### YOUR OBJECTIVE
Look through the lines below and extract each one that contains "this".

--- THE INPUT ---

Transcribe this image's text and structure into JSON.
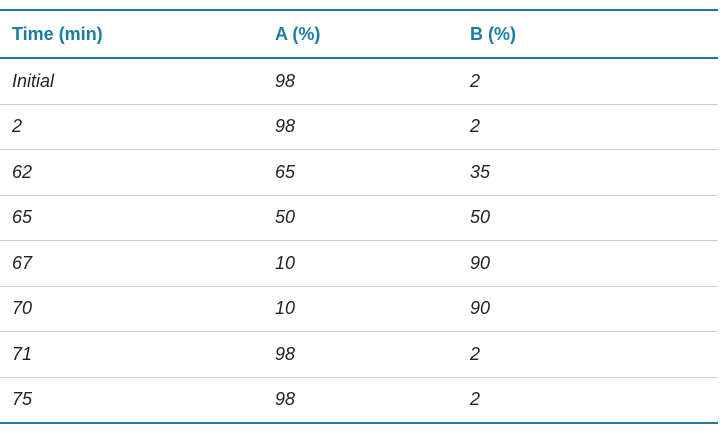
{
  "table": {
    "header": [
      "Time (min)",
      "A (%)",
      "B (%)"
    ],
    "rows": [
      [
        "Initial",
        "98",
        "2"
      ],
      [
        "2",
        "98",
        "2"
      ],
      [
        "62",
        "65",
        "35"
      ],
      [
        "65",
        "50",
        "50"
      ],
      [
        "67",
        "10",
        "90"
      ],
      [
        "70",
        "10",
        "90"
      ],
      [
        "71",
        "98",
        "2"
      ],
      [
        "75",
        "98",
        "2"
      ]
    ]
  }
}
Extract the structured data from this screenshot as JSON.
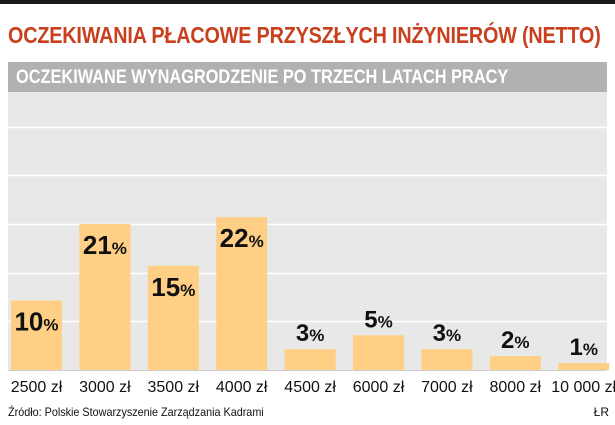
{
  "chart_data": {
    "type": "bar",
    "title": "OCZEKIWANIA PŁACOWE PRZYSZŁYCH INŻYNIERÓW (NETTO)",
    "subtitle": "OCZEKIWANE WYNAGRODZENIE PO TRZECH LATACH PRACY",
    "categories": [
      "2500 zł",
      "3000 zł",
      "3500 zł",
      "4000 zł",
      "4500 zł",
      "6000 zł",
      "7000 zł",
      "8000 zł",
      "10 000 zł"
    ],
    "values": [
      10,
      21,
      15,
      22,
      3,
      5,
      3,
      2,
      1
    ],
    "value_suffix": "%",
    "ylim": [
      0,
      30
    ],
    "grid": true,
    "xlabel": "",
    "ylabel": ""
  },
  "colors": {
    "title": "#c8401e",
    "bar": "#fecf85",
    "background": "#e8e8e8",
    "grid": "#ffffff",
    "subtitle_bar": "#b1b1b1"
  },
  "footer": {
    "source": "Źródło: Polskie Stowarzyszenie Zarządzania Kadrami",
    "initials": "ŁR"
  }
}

---

### SOLUTION
Transcribe this image's text and structure into JSON.
Extract the structured data from this screenshot as JSON.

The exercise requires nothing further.